◆ Exercise objective
Reproduce the data exactly and drop any pictures it holds.

++++ Information supplied

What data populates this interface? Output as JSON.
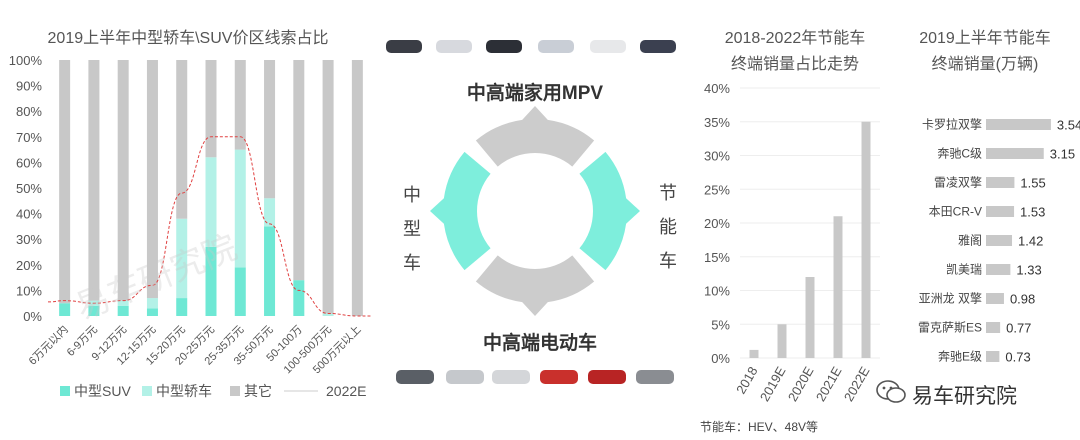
{
  "chart_data": [
    {
      "type": "bar",
      "stacked": true,
      "title": "2019上半年中型轿车\\SUV价区线索占比",
      "categories": [
        "6万元以内",
        "6-9万元",
        "9-12万元",
        "12-15万元",
        "15-20万元",
        "20-25万元",
        "25-35万元",
        "35-50万元",
        "50-100万",
        "100-500万元",
        "500万元以上"
      ],
      "series": [
        {
          "name": "中型SUV",
          "values": [
            5,
            4,
            4,
            3,
            7,
            27,
            19,
            35,
            14,
            0,
            0
          ],
          "color": "#6ee8d4"
        },
        {
          "name": "中型轿车",
          "values": [
            0,
            2,
            2,
            4,
            31,
            35,
            46,
            11,
            0,
            1,
            0
          ],
          "color": "#b3f1e7"
        },
        {
          "name": "其它",
          "values": [
            95,
            94,
            94,
            93,
            62,
            38,
            35,
            54,
            86,
            99,
            100
          ],
          "color": "#c8c8c8"
        }
      ],
      "curve": {
        "name": "2022E",
        "values": [
          6,
          5,
          6,
          12,
          48,
          70,
          70,
          36,
          10,
          1,
          0
        ],
        "color": "#e04040"
      },
      "ylim": [
        0,
        100
      ],
      "yticks": [
        "0%",
        "10%",
        "20%",
        "30%",
        "40%",
        "50%",
        "60%",
        "70%",
        "80%",
        "90%",
        "100%"
      ],
      "legend": "bottom"
    },
    {
      "type": "bar",
      "title_line1": "2018-2022年节能车",
      "title_line2": "终端销量占比走势",
      "categories": [
        "2018",
        "2019E",
        "2020E",
        "2021E",
        "2022E"
      ],
      "values": [
        1.2,
        5,
        12,
        21,
        35
      ],
      "color": "#c8c8c8",
      "ylim": [
        0,
        40
      ],
      "yticks": [
        "0%",
        "5%",
        "10%",
        "15%",
        "20%",
        "25%",
        "30%",
        "35%",
        "40%"
      ],
      "footnote": "节能车：HEV、48V等"
    },
    {
      "type": "bar",
      "orientation": "horizontal",
      "title_line1": "2019上半年节能车",
      "title_line2": "终端销量(万辆)",
      "categories": [
        "卡罗拉双擎",
        "奔驰C级",
        "雷凌双擎",
        "本田CR-V",
        "雅阁",
        "凯美瑞",
        "亚洲龙 双擎",
        "雷克萨斯ES",
        "奔驰E级"
      ],
      "values": [
        3.54,
        3.15,
        1.55,
        1.53,
        1.42,
        1.33,
        0.98,
        0.77,
        0.73
      ],
      "value_labels": [
        "3.54",
        "3.15",
        "1.55",
        "1.53",
        "1.42",
        "1.33",
        "0.98",
        "0.77",
        "0.73"
      ],
      "color": "#c8c8c8",
      "xlim": [
        0,
        3.6
      ]
    }
  ],
  "diagram": {
    "top": "中高端家用MPV",
    "bottom": "中高端电动车",
    "left": "中型车",
    "right": "节能车",
    "colors": {
      "teal": "#7eeedc",
      "gray": "#cccccc"
    }
  },
  "watermark": "易车研究院",
  "brand": {
    "name": "易车研究院"
  }
}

++++++++

◆ Output for this exercise
What data populates this interface? Output as JSON.
{
  "chart_data": [
    {
      "type": "bar",
      "stacked": true,
      "title": "2019上半年中型轿车\\SUV价区线索占比",
      "categories": [
        "6万元以内",
        "6-9万元",
        "9-12万元",
        "12-15万元",
        "15-20万元",
        "20-25万元",
        "25-35万元",
        "35-50万元",
        "50-100万",
        "100-500万元",
        "500万元以上"
      ],
      "series": [
        {
          "name": "中型SUV",
          "values": [
            5,
            4,
            4,
            3,
            7,
            27,
            19,
            35,
            14,
            0,
            0
          ],
          "color": "#6ee8d4"
        },
        {
          "name": "中型轿车",
          "values": [
            0,
            2,
            2,
            4,
            31,
            35,
            46,
            11,
            0,
            1,
            0
          ],
          "color": "#b3f1e7"
        },
        {
          "name": "其它",
          "values": [
            95,
            94,
            94,
            93,
            62,
            38,
            35,
            54,
            86,
            99,
            100
          ],
          "color": "#c8c8c8"
        }
      ],
      "curve": {
        "name": "2022E",
        "values": [
          6,
          5,
          6,
          12,
          48,
          70,
          70,
          36,
          10,
          1,
          0
        ],
        "color": "#e04040"
      },
      "ylim": [
        0,
        100
      ],
      "yticks": [
        "0%",
        "10%",
        "20%",
        "30%",
        "40%",
        "50%",
        "60%",
        "70%",
        "80%",
        "90%",
        "100%"
      ],
      "legend": "bottom"
    },
    {
      "type": "bar",
      "title_line1": "2018-2022年节能车",
      "title_line2": "终端销量占比走势",
      "categories": [
        "2018",
        "2019E",
        "2020E",
        "2021E",
        "2022E"
      ],
      "values": [
        1.2,
        5,
        12,
        21,
        35
      ],
      "color": "#c8c8c8",
      "ylim": [
        0,
        40
      ],
      "yticks": [
        "0%",
        "5%",
        "10%",
        "15%",
        "20%",
        "25%",
        "30%",
        "35%",
        "40%"
      ],
      "footnote": "节能车：HEV、48V等"
    },
    {
      "type": "bar",
      "orientation": "horizontal",
      "title_line1": "2019上半年节能车",
      "title_line2": "终端销量(万辆)",
      "categories": [
        "卡罗拉双擎",
        "奔驰C级",
        "雷凌双擎",
        "本田CR-V",
        "雅阁",
        "凯美瑞",
        "亚洲龙 双擎",
        "雷克萨斯ES",
        "奔驰E级"
      ],
      "values": [
        3.54,
        3.15,
        1.55,
        1.53,
        1.42,
        1.33,
        0.98,
        0.77,
        0.73
      ],
      "value_labels": [
        "3.54",
        "3.15",
        "1.55",
        "1.53",
        "1.42",
        "1.33",
        "0.98",
        "0.77",
        "0.73"
      ],
      "color": "#c8c8c8",
      "xlim": [
        0,
        3.6
      ]
    }
  ],
  "diagram": {
    "top": "中高端家用MPV",
    "bottom": "中高端电动车",
    "left": "中型车",
    "right": "节能车",
    "colors": {
      "teal": "#7eeedc",
      "gray": "#cccccc"
    }
  },
  "watermark": "易车研究院",
  "brand": {
    "name": "易车研究院"
  }
}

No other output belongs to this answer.